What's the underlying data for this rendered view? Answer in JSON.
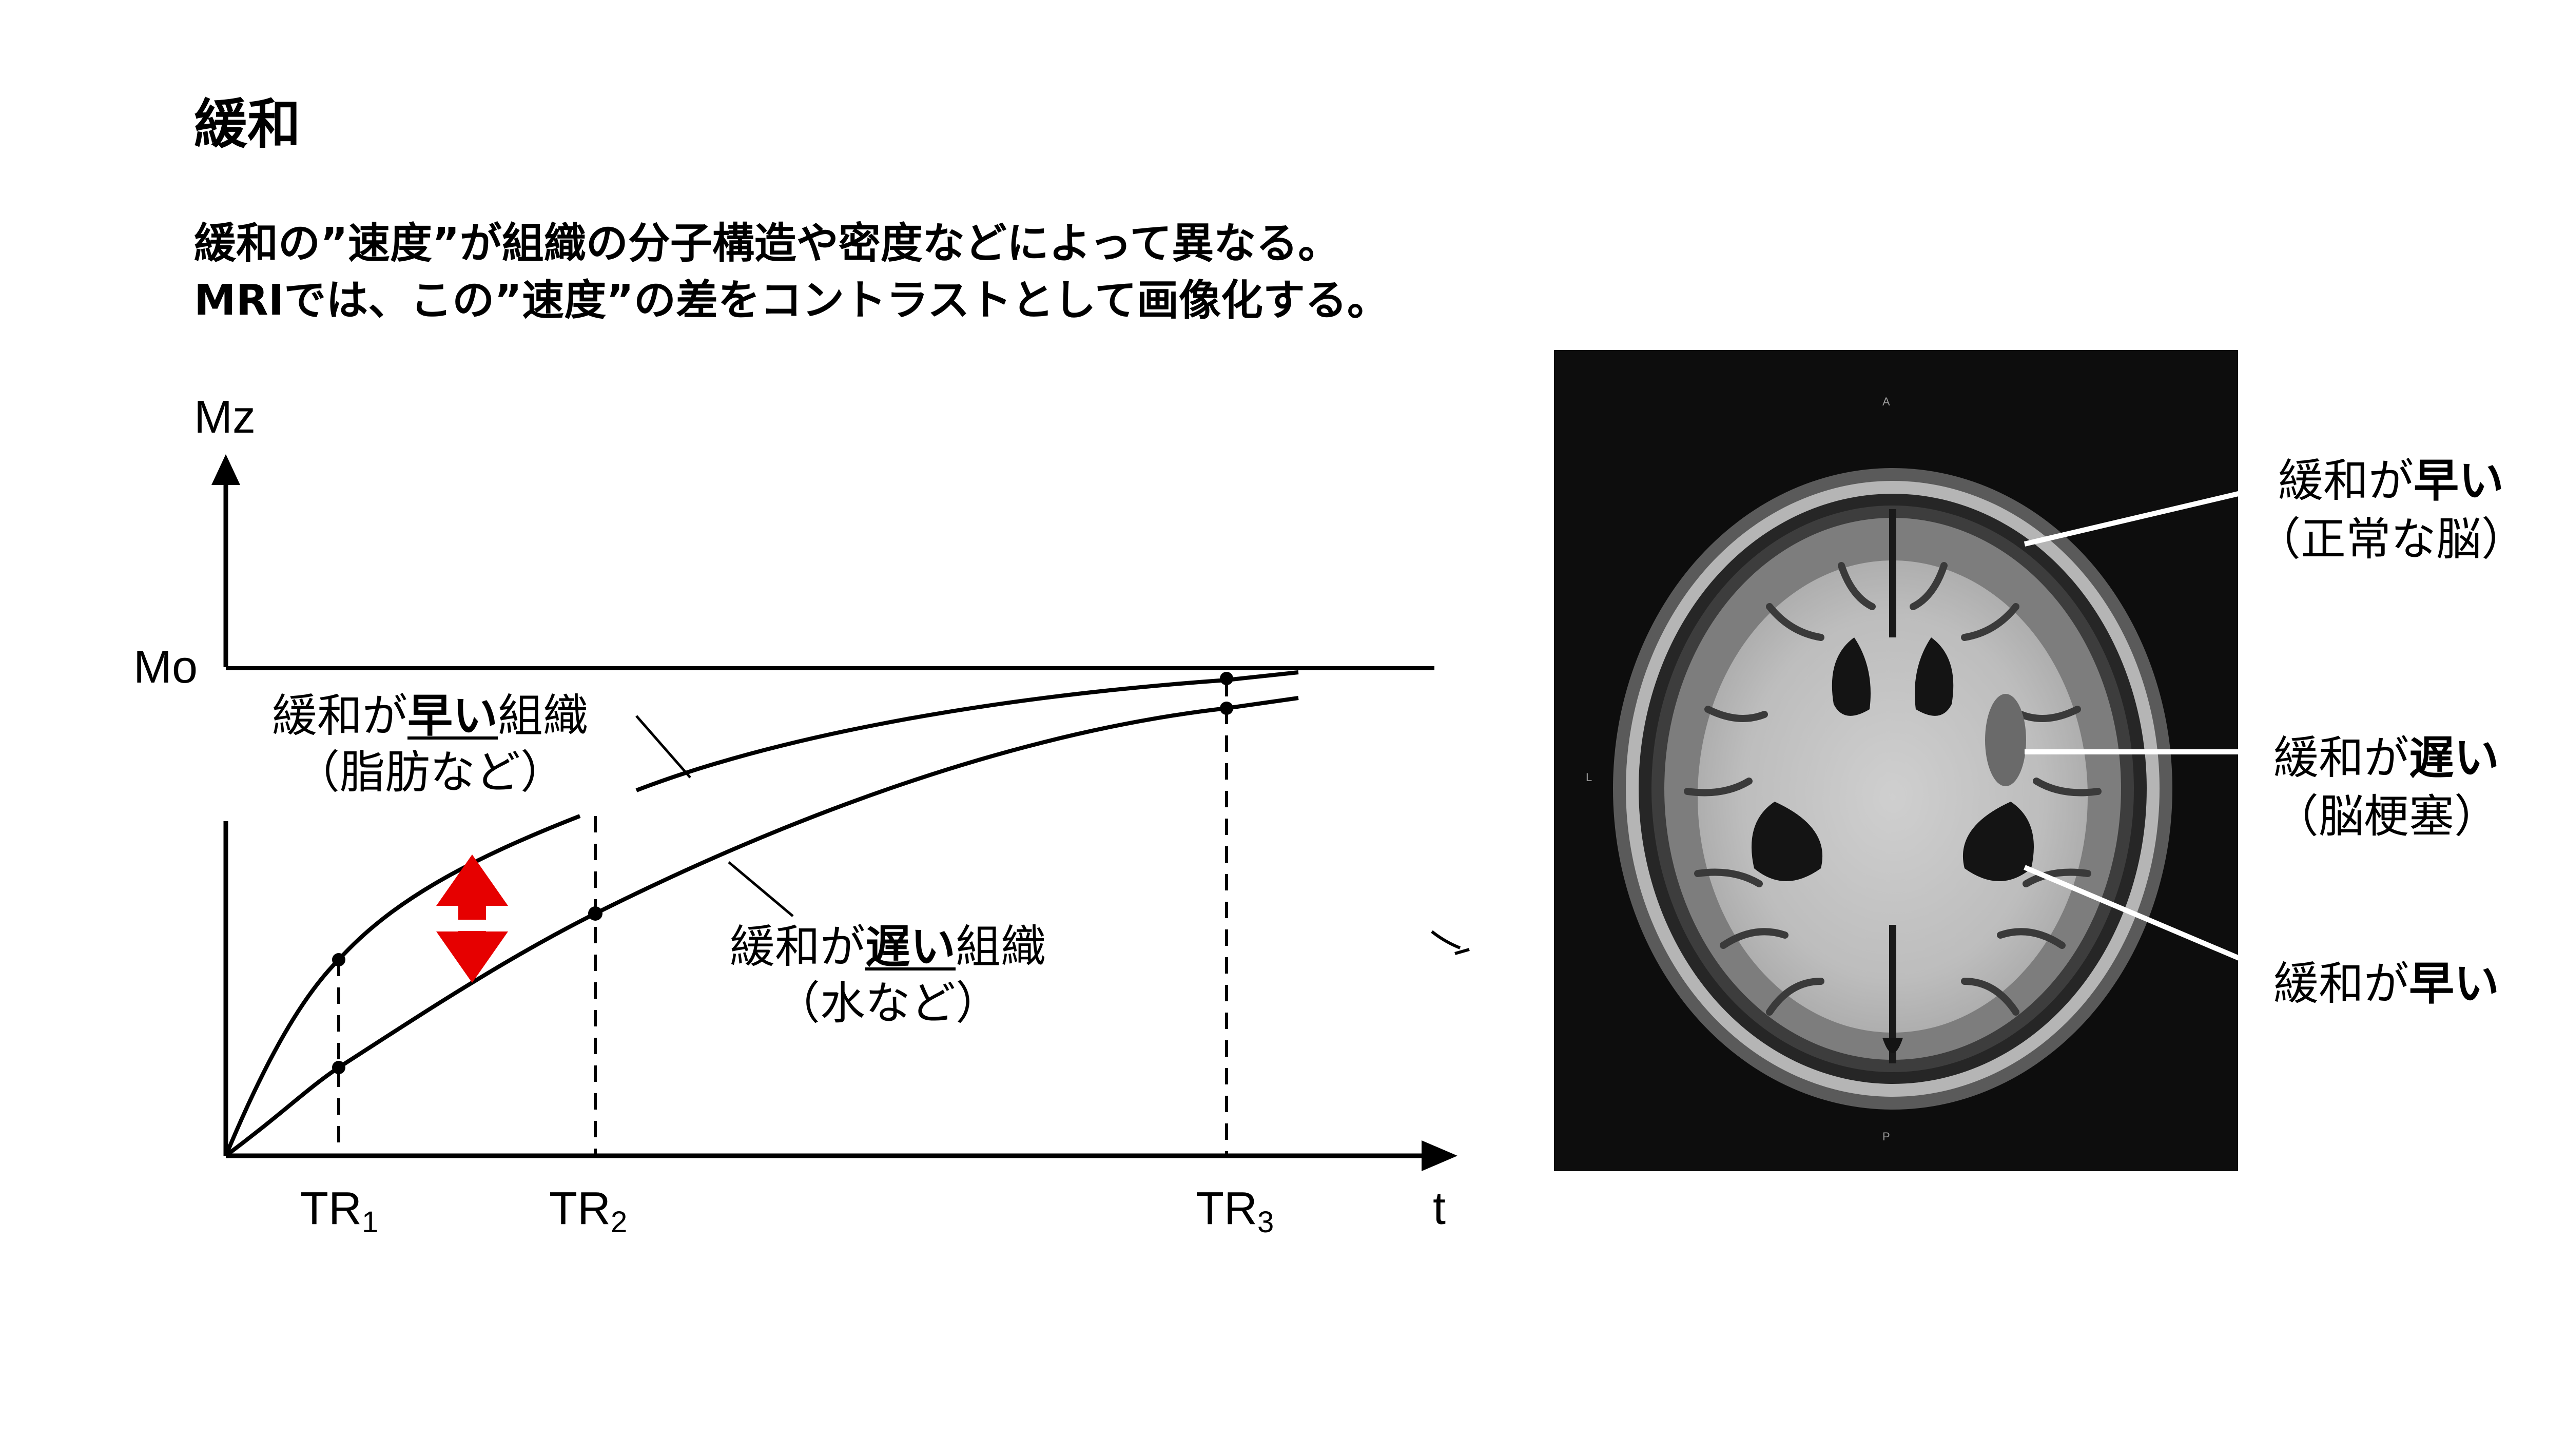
{
  "title": "緩和",
  "subtitle": {
    "line1": "緩和の”速度”が組織の分子構造や密度などによって異なる。",
    "line2": "MRIでは、この”速度”の差をコントラストとして画像化する。"
  },
  "graph": {
    "y_axis_label": "Mz",
    "y_axis_sub": "",
    "m0_label": "Mo",
    "x_axis_label": "t",
    "tr_labels": [
      {
        "main": "TR",
        "sub": "1"
      },
      {
        "main": "TR",
        "sub": "2"
      },
      {
        "main": "TR",
        "sub": "3"
      }
    ],
    "fast_curve_label": {
      "pre": "緩和が",
      "bold": "早い",
      "post": "組織",
      "note": "（脂肪など）"
    },
    "slow_curve_label": {
      "pre": "緩和が",
      "bold": "遅い",
      "post": "組織",
      "note": "（水など）"
    },
    "arrow_color": "#e60000",
    "curve_color": "#000000"
  },
  "brain": {
    "markers": {
      "top": "A",
      "bottom": "P",
      "left": "L"
    },
    "labels": [
      {
        "pre": "緩和が",
        "bold": "早い",
        "note": "（正常な脳）"
      },
      {
        "pre": "緩和が",
        "bold": "遅い",
        "note": "（脳梗塞）"
      },
      {
        "pre": "緩和が",
        "bold": "早い",
        "note": ""
      }
    ]
  }
}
______________________________
EXERCISE AIM —
Search the lines above for the string "note", then show every one that has it.

ANSWER FOR THE TASK —
      "note": "（脂肪など）"
      "note": "（水など）"
        "note": "（正常な脳）"
        "note": "（脳梗塞）"
        "note": ""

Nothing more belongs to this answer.